## What you need to do
#1 In the article on the Hiaasen novel, why was attendance at the Orange Bowl Friendship Cruise low in its first year? Answer in one to three sentences.
#2 Decide whether each statement agrees with the article on the Hiaasen novel. Give yes or no for each, and quote the deciding words from the article.
(a) Jimmy Buffett based a song on the novel.
(b) The group Jesus Bernal belongs to is a real anti-Castro organization.
(c) Al Garcia appears for the last time as one of Hiaasen's recurring characters.
#3 List every distinctly Floridian theme that the article on the Hiaasen novel says his novels typically deal with.

Hiaasen is a newspaper columnist from the Miami Herald. In an interview, he said that he took much of his inspiration from his work on the Herald. Readers may believe that Skip Wiley is a slightly more crazed version of the author; both are newspaper columnists, and both are very passionate and entertaining writers. One theme that persists in the book is moral ambiguity; while Brian Keyes understands the value of Skip Wiley's ends, Keyes would have preferred a less violent means. Their conflict arises as a matter of where they place their allegiance: Brian Keyes to humankind, and Skip Wiley to the wild.

Hiaasen's novels typically deal with distinctly Floridian themes such as environmental destruction of unique ecosystems, the inability to sustain rapid growth, and crooked politicians, among others.

==Cultural references==
- Jimmy Buffett, a friend of Hiaasen's, based a song on the novel, The Ballad of Skip Wiley. The song also incorporates Hiaasen's character of former Governor Clinton "Skink" Tyree, a later creation of Hiaasen.
- Garcia comments that Las Noches crimes are making Richard Speck, a serial killer, look tame by comparison; likewise, when Jenna claims that Skip is a better man than Brian because he "makes things happen," Brian retorts, "so did Juan Corona[.]" Corona was a Mexican-American serial killer with at least 25 known victims.
- The terrorist group that Jesus Bernal belongs to, "The First Weekend in July Movement," is fictional, but Bernal refers to several real-life anti-Castro terrorist groups operating in South Florida, including Omega 7 and Alpha 66.
- When Reed Shivers, Kara Lynn's father, dismisses the risk to his daughter's safety from "a bunch of losers," Keyes reminds him that "one nut can shoot the damn President in Dealey Plaza," referring to the assassination of John F. Kennedy by Lee Harvey Oswald.
- There are multiple references to the early history of Florida that most of the novel's characters remain willfully ignorant of, including the Second Seminole War, Miami's initial founding as Fort Dallas, and the actions of early land barons such as Henry Flagler and Carl Fisher.
- Sparky Harper inaugurated the Orange Bowl Friendship Cruise in 1980, but attendance was low during the first year as a result of the Liberty City riots and the Mariel boatlift.

==Continuity with Hiaasen's other works==
- Though Clinton Tyree, one of Hiaasen's few recurring characters, makes his debut in the subsequent novel Double Whammy, Tyree shares much of Skip Wiley's passionate environmentalism and anger at corruption, though not his indiscriminate murderousness.
- Al Garcia makes his first appearance as one of Hiaasen's recurring characters.

## Information provided
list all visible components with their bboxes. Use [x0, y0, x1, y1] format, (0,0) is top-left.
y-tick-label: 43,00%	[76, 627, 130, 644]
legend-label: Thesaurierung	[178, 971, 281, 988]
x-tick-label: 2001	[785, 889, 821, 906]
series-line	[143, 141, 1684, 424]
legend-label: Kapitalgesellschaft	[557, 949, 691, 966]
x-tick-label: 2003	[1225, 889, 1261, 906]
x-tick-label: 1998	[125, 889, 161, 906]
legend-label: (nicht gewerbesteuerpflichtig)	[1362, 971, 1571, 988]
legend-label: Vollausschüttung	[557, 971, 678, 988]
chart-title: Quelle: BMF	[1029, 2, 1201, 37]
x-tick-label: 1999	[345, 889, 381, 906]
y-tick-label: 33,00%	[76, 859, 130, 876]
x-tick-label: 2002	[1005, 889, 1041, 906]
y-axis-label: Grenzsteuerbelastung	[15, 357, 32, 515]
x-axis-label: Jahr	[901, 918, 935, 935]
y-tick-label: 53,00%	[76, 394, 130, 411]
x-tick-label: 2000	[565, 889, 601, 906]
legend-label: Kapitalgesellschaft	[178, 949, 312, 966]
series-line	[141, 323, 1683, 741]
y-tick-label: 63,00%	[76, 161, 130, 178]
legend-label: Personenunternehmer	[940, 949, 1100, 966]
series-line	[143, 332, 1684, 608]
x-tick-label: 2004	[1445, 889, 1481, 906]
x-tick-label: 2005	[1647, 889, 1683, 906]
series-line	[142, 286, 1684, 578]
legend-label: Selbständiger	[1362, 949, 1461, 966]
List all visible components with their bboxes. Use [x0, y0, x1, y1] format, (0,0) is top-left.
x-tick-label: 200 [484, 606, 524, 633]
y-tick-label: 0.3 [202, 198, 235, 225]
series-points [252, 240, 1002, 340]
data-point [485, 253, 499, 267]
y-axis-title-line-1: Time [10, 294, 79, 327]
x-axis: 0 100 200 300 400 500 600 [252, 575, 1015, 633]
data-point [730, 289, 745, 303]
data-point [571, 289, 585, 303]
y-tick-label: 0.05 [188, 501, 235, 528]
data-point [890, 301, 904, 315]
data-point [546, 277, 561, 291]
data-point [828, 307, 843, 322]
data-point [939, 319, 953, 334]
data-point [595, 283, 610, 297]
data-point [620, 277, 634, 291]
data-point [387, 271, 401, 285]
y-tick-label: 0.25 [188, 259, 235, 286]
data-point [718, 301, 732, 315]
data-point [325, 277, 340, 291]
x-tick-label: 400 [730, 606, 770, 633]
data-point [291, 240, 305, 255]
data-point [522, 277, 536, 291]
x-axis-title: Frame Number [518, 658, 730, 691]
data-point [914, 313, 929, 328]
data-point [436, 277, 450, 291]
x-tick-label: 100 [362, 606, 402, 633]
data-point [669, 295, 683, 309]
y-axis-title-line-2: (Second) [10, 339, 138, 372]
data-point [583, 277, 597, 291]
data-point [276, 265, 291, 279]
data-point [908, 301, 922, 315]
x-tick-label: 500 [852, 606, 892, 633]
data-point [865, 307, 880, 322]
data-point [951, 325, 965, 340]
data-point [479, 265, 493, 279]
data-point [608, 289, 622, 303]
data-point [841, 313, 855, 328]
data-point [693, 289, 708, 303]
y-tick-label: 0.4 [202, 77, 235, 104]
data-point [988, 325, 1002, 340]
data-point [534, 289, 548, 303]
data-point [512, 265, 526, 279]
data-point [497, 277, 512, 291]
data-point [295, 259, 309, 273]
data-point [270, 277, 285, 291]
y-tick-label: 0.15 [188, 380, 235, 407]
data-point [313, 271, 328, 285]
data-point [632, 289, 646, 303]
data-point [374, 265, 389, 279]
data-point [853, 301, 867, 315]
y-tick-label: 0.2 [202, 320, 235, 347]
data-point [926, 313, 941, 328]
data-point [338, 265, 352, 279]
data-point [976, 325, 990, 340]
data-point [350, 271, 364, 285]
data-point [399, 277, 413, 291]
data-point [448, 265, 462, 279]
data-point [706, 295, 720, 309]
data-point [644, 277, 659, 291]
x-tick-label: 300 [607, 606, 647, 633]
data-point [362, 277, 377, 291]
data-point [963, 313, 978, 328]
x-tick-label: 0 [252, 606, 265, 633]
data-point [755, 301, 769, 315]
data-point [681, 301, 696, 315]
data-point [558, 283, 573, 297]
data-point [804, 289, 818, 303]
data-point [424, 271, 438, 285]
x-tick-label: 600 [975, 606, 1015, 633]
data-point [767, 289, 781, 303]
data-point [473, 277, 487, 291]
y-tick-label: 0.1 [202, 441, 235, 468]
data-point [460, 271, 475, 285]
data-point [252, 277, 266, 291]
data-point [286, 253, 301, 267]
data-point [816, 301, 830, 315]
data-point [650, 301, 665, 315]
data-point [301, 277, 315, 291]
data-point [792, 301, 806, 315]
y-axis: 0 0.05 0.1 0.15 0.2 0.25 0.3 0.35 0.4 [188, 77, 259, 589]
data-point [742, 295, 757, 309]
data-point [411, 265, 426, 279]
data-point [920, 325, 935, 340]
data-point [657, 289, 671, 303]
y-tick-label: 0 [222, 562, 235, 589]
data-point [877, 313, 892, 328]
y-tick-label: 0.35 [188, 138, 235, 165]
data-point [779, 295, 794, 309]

## Outputs by task
#1 Sparky Harper started the Orange Bowl Friendship Cruise in 1980. Attendance that first year was low because of the Liberty City riots and the Mariel boatlift.

#2
(a) Yes: "Jimmy Buffett, a friend of Hiaasen's, based a song on the novel, The Ballad of Skip Wiley."
(b) No: "The terrorist group that Jesus Bernal belongs to, "The First Weekend in July Movement," is fictional"
(c) No: "Al Garcia makes his first appearance as one of Hiaasen's recurring characters."

#3
- environmental destruction of unique ecosystems
- the inability to sustain rapid growth
- crooked politicians